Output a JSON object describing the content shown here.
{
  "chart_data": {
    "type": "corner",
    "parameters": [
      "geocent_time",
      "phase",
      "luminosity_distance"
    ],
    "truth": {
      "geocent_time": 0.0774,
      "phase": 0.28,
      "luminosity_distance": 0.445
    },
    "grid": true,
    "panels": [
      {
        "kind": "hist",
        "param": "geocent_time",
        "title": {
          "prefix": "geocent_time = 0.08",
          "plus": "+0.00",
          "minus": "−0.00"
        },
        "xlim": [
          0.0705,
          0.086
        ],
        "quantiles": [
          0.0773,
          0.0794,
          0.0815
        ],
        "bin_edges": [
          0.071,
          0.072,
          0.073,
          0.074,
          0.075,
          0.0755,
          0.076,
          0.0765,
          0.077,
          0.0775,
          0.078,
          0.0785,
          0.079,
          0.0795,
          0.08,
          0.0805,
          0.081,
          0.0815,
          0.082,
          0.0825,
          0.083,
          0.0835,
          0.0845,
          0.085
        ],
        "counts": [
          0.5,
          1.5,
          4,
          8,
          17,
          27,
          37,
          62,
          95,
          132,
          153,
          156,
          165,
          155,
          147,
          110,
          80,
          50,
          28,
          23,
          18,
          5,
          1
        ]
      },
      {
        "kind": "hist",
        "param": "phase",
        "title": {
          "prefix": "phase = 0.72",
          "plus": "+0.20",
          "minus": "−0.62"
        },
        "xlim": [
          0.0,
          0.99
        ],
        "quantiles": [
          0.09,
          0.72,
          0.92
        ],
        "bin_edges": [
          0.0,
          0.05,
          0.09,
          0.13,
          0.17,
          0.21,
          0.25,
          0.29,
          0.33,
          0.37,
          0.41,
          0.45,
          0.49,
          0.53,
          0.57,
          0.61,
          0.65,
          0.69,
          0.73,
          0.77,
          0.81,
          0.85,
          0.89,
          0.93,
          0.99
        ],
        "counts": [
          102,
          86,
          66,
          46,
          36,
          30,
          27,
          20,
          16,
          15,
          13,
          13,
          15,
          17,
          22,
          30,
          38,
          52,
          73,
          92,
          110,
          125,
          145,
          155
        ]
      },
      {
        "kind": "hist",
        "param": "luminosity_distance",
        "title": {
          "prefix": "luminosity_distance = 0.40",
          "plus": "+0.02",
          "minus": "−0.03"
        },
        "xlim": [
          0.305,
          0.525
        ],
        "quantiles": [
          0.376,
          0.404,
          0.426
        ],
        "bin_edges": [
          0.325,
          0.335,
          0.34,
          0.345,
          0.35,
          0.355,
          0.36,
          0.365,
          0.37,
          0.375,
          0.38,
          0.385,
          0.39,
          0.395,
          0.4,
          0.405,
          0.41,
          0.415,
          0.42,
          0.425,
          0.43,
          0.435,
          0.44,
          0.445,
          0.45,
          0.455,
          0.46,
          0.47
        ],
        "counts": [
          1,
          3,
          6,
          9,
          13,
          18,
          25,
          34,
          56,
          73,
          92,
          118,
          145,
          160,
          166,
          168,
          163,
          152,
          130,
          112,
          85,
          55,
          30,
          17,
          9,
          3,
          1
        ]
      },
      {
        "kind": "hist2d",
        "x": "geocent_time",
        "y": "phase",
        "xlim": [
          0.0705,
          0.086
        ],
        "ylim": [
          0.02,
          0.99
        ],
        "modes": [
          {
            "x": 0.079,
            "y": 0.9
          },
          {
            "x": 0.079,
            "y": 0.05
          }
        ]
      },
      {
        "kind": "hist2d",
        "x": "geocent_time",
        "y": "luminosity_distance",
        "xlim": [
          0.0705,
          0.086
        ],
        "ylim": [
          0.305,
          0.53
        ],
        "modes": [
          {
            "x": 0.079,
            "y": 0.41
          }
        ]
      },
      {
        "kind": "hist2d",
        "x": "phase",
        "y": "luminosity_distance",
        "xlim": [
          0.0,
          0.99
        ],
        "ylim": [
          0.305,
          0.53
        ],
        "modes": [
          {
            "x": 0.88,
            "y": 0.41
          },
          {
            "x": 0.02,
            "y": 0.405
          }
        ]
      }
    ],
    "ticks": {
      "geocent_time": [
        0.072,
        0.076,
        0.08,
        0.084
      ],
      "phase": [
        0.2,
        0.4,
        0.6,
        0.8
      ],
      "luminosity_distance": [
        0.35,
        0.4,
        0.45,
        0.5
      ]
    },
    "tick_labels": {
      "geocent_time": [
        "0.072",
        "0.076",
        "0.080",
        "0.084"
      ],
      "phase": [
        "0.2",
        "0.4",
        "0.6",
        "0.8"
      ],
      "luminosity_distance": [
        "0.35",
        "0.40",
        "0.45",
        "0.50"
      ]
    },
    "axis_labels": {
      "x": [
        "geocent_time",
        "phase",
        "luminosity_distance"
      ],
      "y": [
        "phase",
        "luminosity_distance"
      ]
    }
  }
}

### Aim
The listing above must be transcribed exactly, line by line.

### Answer to this problem
Output a JSON object describing the content shown here.
{
  "chart_data": {
    "type": "corner",
    "parameters": [
      "geocent_time",
      "phase",
      "luminosity_distance"
    ],
    "truth": {
      "geocent_time": 0.0774,
      "phase": 0.28,
      "luminosity_distance": 0.445
    },
    "grid": true,
    "panels": [
      {
        "kind": "hist",
        "param": "geocent_time",
        "title": {
          "prefix": "geocent_time = 0.08",
          "plus": "+0.00",
          "minus": "−0.00"
        },
        "xlim": [
          0.0705,
          0.086
        ],
        "quantiles": [
          0.0773,
          0.0794,
          0.0815
        ],
        "bin_edges": [
          0.071,
          0.072,
          0.073,
          0.074,
          0.075,
          0.0755,
          0.076,
          0.0765,
          0.077,
          0.0775,
          0.078,
          0.0785,
          0.079,
          0.0795,
          0.08,
          0.0805,
          0.081,
          0.0815,
          0.082,
          0.0825,
          0.083,
          0.0835,
          0.0845,
          0.085
        ],
        "counts": [
          0.5,
          1.5,
          4,
          8,
          17,
          27,
          37,
          62,
          95,
          132,
          153,
          156,
          165,
          155,
          147,
          110,
          80,
          50,
          28,
          23,
          18,
          5,
          1
        ]
      },
      {
        "kind": "hist",
        "param": "phase",
        "title": {
          "prefix": "phase = 0.72",
          "plus": "+0.20",
          "minus": "−0.62"
        },
        "xlim": [
          0.0,
          0.99
        ],
        "quantiles": [
          0.09,
          0.72,
          0.92
        ],
        "bin_edges": [
          0.0,
          0.05,
          0.09,
          0.13,
          0.17,
          0.21,
          0.25,
          0.29,
          0.33,
          0.37,
          0.41,
          0.45,
          0.49,
          0.53,
          0.57,
          0.61,
          0.65,
          0.69,
          0.73,
          0.77,
          0.81,
          0.85,
          0.89,
          0.93,
          0.99
        ],
        "counts": [
          102,
          86,
          66,
          46,
          36,
          30,
          27,
          20,
          16,
          15,
          13,
          13,
          15,
          17,
          22,
          30,
          38,
          52,
          73,
          92,
          110,
          125,
          145,
          155
        ]
      },
      {
        "kind": "hist",
        "param": "luminosity_distance",
        "title": {
          "prefix": "luminosity_distance = 0.40",
          "plus": "+0.02",
          "minus": "−0.03"
        },
        "xlim": [
          0.305,
          0.525
        ],
        "quantiles": [
          0.376,
          0.404,
          0.426
        ],
        "bin_edges": [
          0.325,
          0.335,
          0.34,
          0.345,
          0.35,
          0.355,
          0.36,
          0.365,
          0.37,
          0.375,
          0.38,
          0.385,
          0.39,
          0.395,
          0.4,
          0.405,
          0.41,
          0.415,
          0.42,
          0.425,
          0.43,
          0.435,
          0.44,
          0.445,
          0.45,
          0.455,
          0.46,
          0.47
        ],
        "counts": [
          1,
          3,
          6,
          9,
          13,
          18,
          25,
          34,
          56,
          73,
          92,
          118,
          145,
          160,
          166,
          168,
          163,
          152,
          130,
          112,
          85,
          55,
          30,
          17,
          9,
          3,
          1
        ]
      },
      {
        "kind": "hist2d",
        "x": "geocent_time",
        "y": "phase",
        "xlim": [
          0.0705,
          0.086
        ],
        "ylim": [
          0.02,
          0.99
        ],
        "modes": [
          {
            "x": 0.079,
            "y": 0.9
          },
          {
            "x": 0.079,
            "y": 0.05
          }
        ]
      },
      {
        "kind": "hist2d",
        "x": "geocent_time",
        "y": "luminosity_distance",
        "xlim": [
          0.0705,
          0.086
        ],
        "ylim": [
          0.305,
          0.53
        ],
        "modes": [
          {
            "x": 0.079,
            "y": 0.41
          }
        ]
      },
      {
        "kind": "hist2d",
        "x": "phase",
        "y": "luminosity_distance",
        "xlim": [
          0.0,
          0.99
        ],
        "ylim": [
          0.305,
          0.53
        ],
        "modes": [
          {
            "x": 0.88,
            "y": 0.41
          },
          {
            "x": 0.02,
            "y": 0.405
          }
        ]
      }
    ],
    "ticks": {
      "geocent_time": [
        0.072,
        0.076,
        0.08,
        0.084
      ],
      "phase": [
        0.2,
        0.4,
        0.6,
        0.8
      ],
      "luminosity_distance": [
        0.35,
        0.4,
        0.45,
        0.5
      ]
    },
    "tick_labels": {
      "geocent_time": [
        "0.072",
        "0.076",
        "0.080",
        "0.084"
      ],
      "phase": [
        "0.2",
        "0.4",
        "0.6",
        "0.8"
      ],
      "luminosity_distance": [
        "0.35",
        "0.40",
        "0.45",
        "0.50"
      ]
    },
    "axis_labels": {
      "x": [
        "geocent_time",
        "phase",
        "luminosity_distance"
      ],
      "y": [
        "phase",
        "luminosity_distance"
      ]
    }
  }
}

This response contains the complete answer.